[Objective] Wherever the word "Growth" appears in a line, extract that line.

(Some records)
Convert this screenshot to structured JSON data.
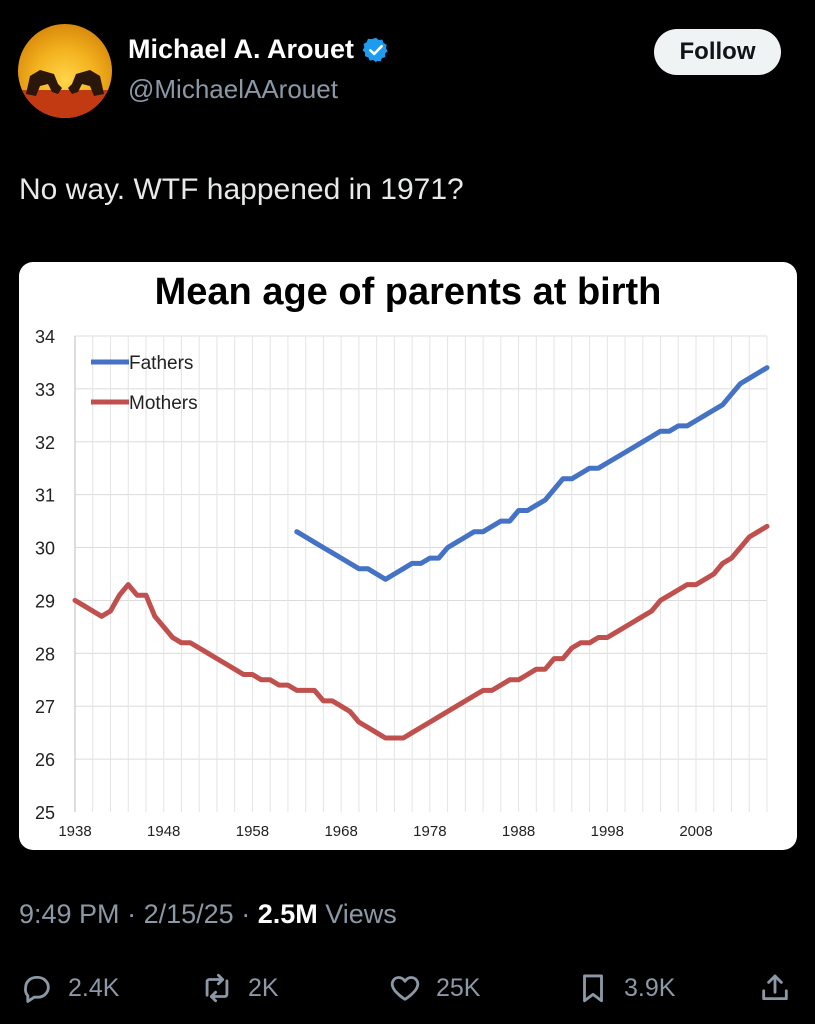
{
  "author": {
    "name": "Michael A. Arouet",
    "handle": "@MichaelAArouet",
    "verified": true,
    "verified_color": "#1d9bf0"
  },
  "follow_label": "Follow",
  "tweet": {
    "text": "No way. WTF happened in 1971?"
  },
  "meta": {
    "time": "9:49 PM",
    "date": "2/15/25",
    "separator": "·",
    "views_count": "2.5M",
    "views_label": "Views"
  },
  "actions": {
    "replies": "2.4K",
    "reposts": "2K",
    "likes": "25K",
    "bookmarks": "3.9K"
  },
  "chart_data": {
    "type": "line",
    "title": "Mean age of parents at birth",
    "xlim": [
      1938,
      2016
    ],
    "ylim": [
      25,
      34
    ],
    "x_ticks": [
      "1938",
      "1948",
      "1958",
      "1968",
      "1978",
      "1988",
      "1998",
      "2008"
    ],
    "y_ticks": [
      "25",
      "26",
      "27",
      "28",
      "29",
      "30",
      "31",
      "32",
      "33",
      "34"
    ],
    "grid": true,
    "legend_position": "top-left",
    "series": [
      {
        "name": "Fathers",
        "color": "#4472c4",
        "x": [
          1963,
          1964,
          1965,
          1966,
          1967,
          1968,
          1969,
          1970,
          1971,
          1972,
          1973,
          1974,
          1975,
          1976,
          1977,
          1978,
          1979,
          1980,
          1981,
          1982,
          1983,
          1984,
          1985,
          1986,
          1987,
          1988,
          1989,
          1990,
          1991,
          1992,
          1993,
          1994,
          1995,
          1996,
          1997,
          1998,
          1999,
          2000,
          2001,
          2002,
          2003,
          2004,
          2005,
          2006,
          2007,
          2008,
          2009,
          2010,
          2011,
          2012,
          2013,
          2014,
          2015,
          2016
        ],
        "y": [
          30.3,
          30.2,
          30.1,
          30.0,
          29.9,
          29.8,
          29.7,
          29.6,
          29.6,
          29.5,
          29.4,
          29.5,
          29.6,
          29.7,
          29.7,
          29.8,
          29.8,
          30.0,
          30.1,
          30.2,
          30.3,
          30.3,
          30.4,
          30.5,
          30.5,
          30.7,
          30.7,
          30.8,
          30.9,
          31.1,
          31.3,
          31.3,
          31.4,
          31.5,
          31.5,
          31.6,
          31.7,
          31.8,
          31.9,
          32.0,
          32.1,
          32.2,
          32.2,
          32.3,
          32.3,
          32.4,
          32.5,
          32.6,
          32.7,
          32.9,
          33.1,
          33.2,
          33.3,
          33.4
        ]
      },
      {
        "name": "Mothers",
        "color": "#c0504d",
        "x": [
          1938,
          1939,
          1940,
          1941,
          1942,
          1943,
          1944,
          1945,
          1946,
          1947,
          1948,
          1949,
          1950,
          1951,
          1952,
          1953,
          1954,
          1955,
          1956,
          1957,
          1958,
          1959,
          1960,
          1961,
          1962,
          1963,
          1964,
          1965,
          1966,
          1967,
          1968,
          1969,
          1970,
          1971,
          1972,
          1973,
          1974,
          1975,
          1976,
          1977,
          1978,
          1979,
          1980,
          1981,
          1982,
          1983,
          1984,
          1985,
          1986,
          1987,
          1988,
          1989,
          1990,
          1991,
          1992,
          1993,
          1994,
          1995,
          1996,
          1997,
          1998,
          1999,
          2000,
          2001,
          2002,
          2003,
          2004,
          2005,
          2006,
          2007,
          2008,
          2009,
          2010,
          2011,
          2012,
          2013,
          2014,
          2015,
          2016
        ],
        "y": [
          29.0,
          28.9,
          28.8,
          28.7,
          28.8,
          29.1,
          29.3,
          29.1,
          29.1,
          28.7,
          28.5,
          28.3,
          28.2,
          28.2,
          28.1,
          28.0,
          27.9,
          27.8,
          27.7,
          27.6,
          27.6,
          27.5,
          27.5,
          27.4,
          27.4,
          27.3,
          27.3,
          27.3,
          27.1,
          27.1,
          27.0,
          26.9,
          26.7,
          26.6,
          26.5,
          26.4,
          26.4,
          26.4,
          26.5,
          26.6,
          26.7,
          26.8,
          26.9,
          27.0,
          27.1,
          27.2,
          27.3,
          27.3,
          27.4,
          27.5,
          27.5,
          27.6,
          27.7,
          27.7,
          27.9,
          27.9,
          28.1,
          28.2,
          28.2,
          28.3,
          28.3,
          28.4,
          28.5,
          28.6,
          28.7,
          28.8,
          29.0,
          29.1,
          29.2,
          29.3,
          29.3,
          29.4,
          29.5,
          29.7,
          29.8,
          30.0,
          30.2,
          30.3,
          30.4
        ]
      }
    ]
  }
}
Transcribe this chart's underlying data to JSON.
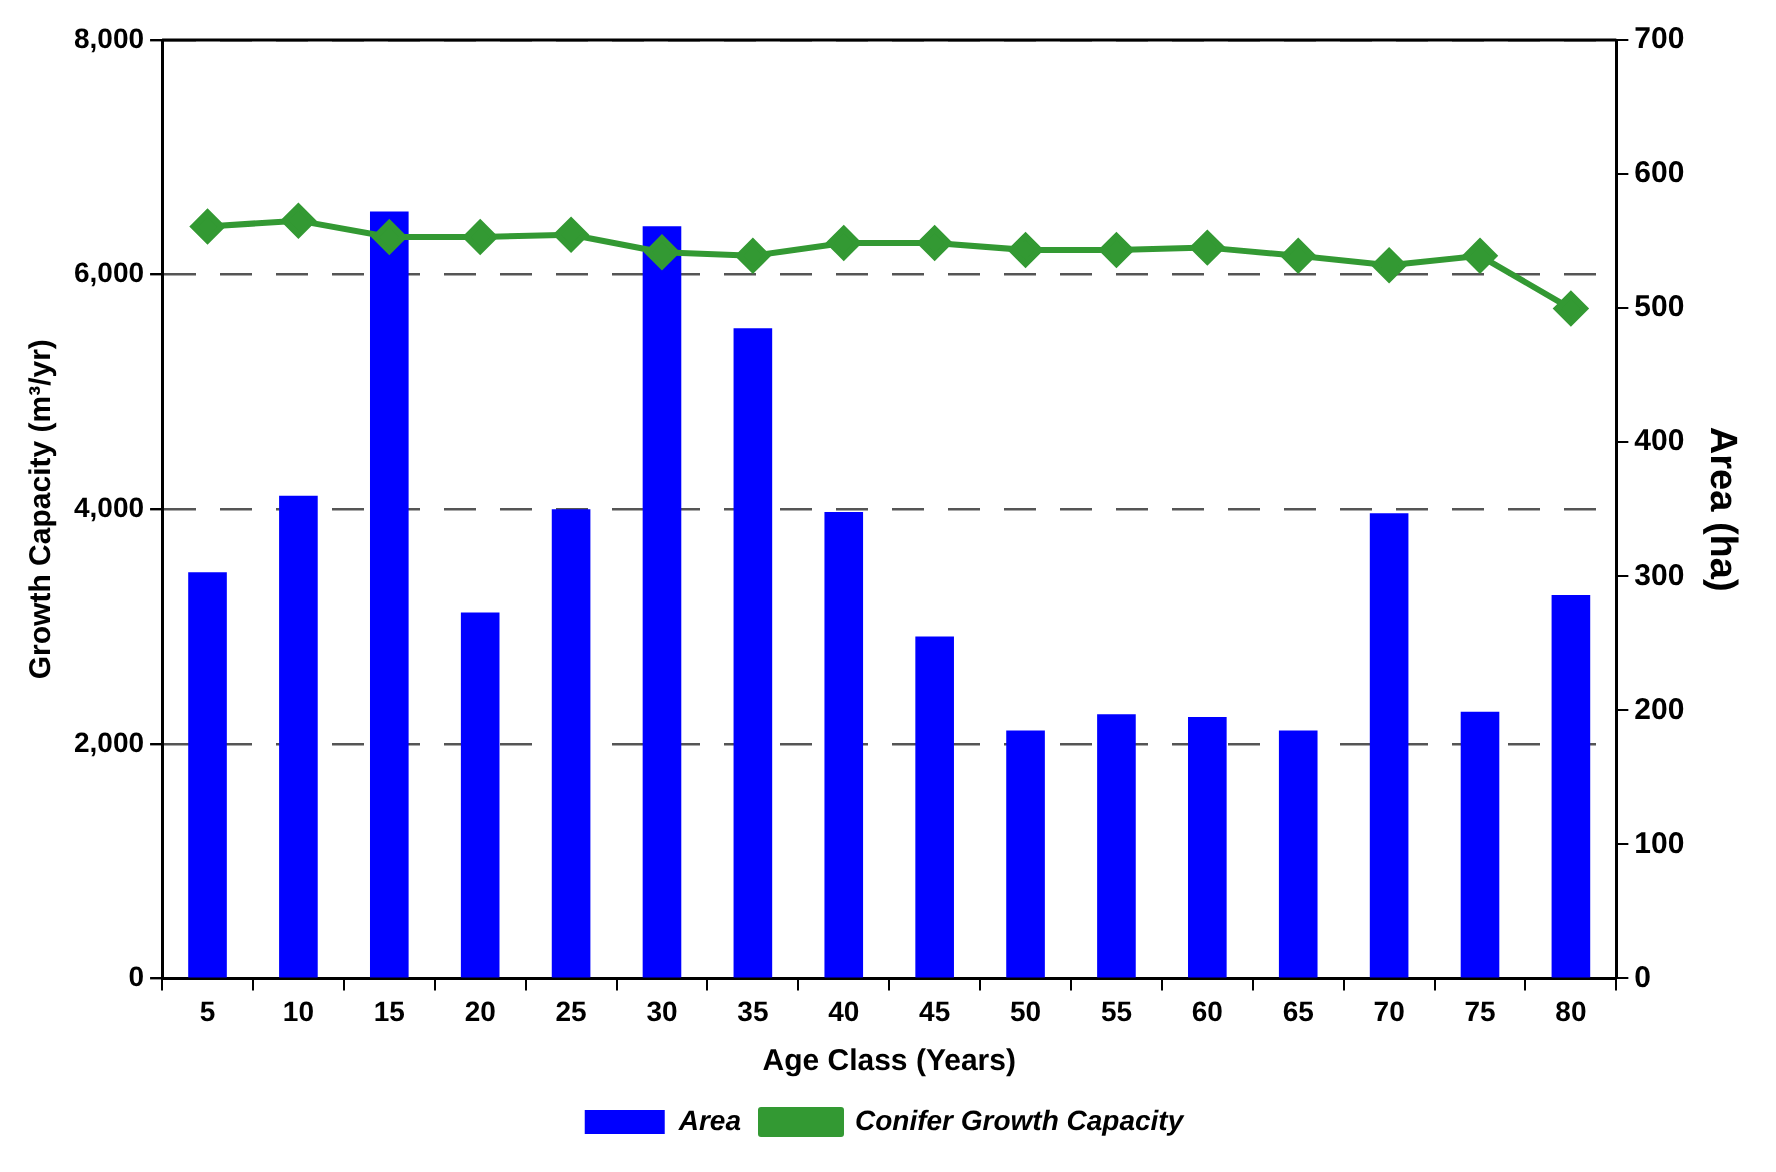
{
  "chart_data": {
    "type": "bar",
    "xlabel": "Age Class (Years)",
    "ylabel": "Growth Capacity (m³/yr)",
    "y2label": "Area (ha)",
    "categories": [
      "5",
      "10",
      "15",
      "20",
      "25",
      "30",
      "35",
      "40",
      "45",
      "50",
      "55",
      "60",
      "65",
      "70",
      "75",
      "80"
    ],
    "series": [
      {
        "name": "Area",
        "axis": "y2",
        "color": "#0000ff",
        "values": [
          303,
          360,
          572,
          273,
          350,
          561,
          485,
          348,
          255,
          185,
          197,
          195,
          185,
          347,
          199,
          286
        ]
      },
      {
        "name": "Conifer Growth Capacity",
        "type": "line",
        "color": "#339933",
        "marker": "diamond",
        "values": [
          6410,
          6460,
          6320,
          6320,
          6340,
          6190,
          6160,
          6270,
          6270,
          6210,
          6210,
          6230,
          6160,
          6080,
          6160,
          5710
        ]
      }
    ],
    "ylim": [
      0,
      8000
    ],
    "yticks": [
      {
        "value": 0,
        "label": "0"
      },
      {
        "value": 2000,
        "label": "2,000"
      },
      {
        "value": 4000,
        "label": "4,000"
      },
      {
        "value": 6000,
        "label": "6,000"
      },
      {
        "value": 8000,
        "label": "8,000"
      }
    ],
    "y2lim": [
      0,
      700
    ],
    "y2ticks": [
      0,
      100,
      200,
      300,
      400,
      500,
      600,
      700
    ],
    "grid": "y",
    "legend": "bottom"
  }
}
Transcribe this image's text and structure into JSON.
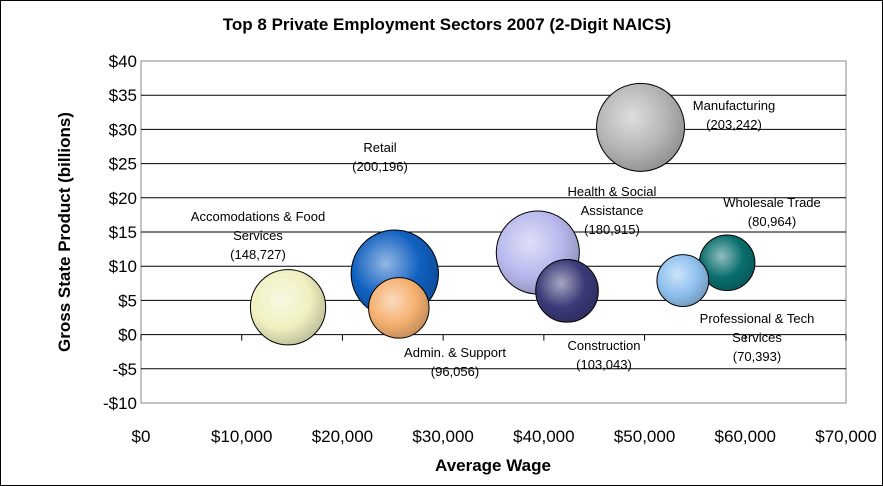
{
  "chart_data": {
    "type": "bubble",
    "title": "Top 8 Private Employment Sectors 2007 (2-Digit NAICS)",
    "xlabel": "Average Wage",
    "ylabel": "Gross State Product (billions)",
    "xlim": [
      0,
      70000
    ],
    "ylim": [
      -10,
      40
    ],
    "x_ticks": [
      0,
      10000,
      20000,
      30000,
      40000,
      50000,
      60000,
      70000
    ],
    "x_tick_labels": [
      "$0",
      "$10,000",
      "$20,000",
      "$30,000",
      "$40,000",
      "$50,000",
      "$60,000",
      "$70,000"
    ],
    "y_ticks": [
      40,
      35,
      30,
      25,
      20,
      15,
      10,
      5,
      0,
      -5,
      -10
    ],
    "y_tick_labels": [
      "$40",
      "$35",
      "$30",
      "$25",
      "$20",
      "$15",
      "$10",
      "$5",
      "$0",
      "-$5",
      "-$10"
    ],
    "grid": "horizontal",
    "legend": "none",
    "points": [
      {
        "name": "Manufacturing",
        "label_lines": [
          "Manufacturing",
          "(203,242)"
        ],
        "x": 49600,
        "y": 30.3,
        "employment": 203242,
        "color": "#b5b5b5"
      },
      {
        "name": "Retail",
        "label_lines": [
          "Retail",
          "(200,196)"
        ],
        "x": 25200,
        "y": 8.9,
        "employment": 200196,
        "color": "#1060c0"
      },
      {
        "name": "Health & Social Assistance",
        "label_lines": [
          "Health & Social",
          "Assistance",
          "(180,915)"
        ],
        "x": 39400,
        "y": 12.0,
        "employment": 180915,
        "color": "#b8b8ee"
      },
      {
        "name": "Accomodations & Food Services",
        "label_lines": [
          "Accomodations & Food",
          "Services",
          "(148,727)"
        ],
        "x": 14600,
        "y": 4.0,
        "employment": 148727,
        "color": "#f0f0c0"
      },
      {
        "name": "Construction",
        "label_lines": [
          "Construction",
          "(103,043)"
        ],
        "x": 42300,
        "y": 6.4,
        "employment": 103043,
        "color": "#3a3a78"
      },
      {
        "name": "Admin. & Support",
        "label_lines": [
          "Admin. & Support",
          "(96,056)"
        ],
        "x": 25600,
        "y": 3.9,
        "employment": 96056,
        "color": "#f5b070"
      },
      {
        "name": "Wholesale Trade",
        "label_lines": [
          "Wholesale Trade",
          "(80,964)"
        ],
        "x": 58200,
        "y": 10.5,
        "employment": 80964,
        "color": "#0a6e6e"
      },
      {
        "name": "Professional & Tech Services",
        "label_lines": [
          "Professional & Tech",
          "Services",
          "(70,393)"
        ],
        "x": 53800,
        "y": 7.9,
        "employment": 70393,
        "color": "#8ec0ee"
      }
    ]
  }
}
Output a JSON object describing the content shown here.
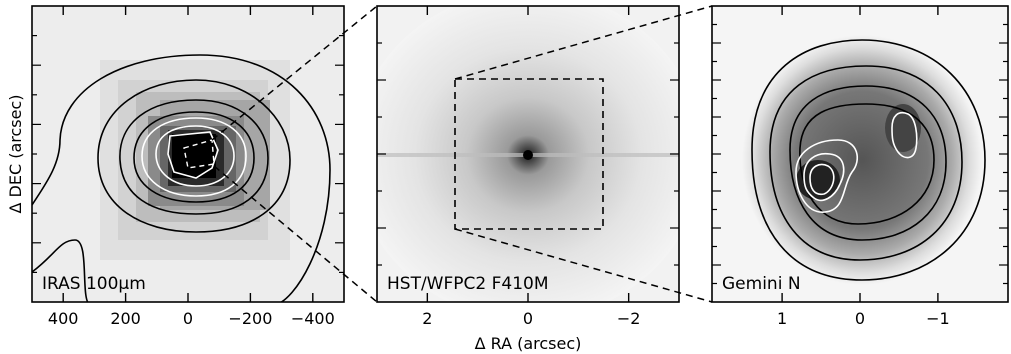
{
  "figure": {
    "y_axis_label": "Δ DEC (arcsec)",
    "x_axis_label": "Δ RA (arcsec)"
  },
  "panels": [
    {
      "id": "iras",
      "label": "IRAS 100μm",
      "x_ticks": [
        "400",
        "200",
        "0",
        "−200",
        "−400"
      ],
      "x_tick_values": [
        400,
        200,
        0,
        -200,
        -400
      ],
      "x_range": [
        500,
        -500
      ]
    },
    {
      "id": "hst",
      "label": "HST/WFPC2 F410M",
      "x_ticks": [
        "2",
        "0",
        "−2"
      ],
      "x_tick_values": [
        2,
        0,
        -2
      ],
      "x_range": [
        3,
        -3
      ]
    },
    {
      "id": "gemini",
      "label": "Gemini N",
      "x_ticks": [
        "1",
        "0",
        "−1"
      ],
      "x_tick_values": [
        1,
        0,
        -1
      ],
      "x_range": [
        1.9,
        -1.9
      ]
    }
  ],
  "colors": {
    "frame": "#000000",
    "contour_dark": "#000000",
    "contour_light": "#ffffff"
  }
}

[Solution for this task]
    "ylabel": "Growth Capacity (m³/yr)",
        "name": "Conifer Growth Capacity",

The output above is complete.